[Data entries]
----------
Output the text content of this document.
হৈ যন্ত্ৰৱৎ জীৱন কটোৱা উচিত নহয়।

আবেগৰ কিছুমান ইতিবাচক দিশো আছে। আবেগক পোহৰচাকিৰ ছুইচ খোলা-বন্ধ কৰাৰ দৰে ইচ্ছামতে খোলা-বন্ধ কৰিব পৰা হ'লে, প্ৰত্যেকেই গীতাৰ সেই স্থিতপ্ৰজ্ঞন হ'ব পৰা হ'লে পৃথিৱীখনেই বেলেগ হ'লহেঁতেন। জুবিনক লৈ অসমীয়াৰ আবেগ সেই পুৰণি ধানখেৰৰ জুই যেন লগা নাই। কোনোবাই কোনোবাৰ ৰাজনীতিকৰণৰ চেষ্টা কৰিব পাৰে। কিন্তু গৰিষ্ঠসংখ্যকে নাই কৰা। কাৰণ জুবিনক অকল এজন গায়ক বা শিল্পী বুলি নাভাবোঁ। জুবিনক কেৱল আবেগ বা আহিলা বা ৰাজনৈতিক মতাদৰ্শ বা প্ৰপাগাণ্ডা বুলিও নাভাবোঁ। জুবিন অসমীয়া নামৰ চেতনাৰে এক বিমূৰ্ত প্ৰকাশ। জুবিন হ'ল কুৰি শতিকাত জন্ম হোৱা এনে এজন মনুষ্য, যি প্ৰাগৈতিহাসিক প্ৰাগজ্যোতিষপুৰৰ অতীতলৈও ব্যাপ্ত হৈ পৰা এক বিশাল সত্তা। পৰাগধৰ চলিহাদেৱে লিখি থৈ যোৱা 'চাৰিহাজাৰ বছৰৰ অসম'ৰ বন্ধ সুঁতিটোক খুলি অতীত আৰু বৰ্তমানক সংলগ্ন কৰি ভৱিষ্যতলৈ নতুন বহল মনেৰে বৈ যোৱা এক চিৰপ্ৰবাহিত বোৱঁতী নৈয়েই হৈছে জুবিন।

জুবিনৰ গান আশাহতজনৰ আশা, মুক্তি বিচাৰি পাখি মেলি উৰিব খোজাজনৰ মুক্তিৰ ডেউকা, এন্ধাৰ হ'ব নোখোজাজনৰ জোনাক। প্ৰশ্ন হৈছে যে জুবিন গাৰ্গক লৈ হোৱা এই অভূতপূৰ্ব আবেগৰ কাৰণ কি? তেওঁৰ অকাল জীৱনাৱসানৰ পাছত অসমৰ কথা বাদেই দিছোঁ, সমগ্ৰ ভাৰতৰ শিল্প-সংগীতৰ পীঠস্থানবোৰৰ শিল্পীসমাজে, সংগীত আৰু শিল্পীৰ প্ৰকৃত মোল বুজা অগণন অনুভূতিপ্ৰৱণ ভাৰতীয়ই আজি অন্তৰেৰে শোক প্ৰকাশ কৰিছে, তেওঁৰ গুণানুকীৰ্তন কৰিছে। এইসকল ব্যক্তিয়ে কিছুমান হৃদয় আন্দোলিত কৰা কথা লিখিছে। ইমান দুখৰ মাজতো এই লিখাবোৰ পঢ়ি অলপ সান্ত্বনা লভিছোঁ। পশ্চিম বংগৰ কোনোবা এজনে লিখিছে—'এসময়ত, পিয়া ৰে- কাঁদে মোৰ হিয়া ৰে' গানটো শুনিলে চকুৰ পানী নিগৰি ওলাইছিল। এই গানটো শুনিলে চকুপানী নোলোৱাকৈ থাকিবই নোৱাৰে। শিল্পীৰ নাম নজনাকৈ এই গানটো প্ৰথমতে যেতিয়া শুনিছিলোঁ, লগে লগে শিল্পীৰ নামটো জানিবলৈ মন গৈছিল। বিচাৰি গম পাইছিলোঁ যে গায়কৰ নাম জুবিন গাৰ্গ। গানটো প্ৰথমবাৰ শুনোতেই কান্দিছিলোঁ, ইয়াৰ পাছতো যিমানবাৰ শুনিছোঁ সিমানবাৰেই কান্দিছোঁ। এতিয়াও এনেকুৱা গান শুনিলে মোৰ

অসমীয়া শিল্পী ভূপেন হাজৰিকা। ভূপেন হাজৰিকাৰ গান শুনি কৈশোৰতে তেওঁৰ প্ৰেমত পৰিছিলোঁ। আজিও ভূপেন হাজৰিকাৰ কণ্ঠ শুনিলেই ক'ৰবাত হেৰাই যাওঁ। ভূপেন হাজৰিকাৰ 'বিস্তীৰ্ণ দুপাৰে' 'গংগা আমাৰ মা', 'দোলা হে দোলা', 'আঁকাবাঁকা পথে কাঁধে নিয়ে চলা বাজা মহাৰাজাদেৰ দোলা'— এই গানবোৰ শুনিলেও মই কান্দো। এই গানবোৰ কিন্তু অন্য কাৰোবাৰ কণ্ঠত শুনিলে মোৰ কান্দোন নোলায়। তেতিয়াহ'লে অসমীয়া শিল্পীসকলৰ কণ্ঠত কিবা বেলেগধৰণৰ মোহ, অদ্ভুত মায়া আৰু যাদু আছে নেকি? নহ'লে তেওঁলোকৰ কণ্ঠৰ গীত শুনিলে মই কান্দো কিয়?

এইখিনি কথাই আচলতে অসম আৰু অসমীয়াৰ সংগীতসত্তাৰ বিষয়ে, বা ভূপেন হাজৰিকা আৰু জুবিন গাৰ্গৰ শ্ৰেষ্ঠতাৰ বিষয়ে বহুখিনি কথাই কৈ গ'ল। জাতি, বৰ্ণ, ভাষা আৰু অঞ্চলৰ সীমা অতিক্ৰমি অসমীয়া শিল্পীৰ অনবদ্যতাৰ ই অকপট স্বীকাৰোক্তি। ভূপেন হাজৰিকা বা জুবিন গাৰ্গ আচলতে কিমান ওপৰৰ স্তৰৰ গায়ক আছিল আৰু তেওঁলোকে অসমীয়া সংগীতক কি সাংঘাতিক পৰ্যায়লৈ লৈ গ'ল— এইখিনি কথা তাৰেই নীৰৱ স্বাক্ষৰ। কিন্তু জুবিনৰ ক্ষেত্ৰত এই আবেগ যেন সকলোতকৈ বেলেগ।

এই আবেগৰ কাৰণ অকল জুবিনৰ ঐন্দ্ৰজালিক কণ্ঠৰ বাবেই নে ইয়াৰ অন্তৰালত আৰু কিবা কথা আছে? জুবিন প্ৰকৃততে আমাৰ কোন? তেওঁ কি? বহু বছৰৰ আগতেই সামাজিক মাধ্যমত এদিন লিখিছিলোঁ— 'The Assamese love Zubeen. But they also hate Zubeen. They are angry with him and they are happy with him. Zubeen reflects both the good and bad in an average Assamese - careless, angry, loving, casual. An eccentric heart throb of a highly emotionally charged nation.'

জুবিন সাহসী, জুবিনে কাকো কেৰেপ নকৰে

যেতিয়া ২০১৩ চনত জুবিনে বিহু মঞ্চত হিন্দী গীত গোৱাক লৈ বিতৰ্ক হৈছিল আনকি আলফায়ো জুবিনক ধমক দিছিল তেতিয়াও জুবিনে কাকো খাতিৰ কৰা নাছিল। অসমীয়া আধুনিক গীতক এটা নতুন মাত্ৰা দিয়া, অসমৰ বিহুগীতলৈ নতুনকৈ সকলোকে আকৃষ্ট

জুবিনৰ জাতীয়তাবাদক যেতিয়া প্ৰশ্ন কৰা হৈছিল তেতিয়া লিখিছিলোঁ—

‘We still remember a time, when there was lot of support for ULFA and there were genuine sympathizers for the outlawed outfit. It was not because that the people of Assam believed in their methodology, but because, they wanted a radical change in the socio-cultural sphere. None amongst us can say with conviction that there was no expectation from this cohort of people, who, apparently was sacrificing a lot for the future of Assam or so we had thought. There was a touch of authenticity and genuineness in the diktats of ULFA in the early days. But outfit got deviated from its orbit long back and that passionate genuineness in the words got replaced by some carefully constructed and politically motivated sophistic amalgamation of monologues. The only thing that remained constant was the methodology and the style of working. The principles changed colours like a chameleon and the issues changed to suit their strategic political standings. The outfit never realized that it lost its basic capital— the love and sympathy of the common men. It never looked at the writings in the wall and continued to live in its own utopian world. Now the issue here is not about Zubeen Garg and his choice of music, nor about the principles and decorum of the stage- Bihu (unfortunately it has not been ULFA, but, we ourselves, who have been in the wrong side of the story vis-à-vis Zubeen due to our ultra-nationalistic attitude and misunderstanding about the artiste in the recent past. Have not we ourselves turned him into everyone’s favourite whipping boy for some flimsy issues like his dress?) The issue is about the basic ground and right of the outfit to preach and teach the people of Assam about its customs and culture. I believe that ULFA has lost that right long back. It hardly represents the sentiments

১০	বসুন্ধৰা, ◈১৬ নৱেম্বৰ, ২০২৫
----------
**Given task**
From the listing above, copy every line that holds the string "this".

**Written reply**
Output the text content of this document.
‘We still remember a time, when there was lot of support for ULFA and there were genuine sympathizers for the outlawed outfit. It was not because that the people of Assam believed in their methodology, but because, they wanted a radical change in the socio-cultural sphere. None amongst us can say with conviction that there was no expectation from this cohort of people, who, apparently was sacrificing a lot for the future of Assam or so we had thought. There was a touch of authenticity and genuineness in the diktats of ULFA in the early days. But outfit got deviated from its orbit long back and that passionate genuineness in the words got replaced by some carefully constructed and politically motivated sophistic amalgamation of monologues. The only thing that remained constant was the methodology and the style of working. The principles changed colours like a chameleon and the issues changed to suit their strategic political standings. The outfit never realized that it lost its basic capital— the love and sympathy of the common men. It never looked at the writings in the wall and continued to live in its own utopian world. Now the issue here is not about Zubeen Garg and his choice of music, nor about the principles and decorum of the stage- Bihu (unfortunately it has not been ULFA, but, we ourselves, who have been in the wrong side of the story vis-à-vis Zubeen due to our ultra-nationalistic attitude and misunderstanding about the artiste in the recent past. Have not we ourselves turned him into everyone’s favourite whipping boy for some flimsy issues like his dress?) The issue is about the basic ground and right of the outfit to preach and teach the people of Assam about its customs and culture. I believe that ULFA has lost that right long back. It hardly represents the sentiments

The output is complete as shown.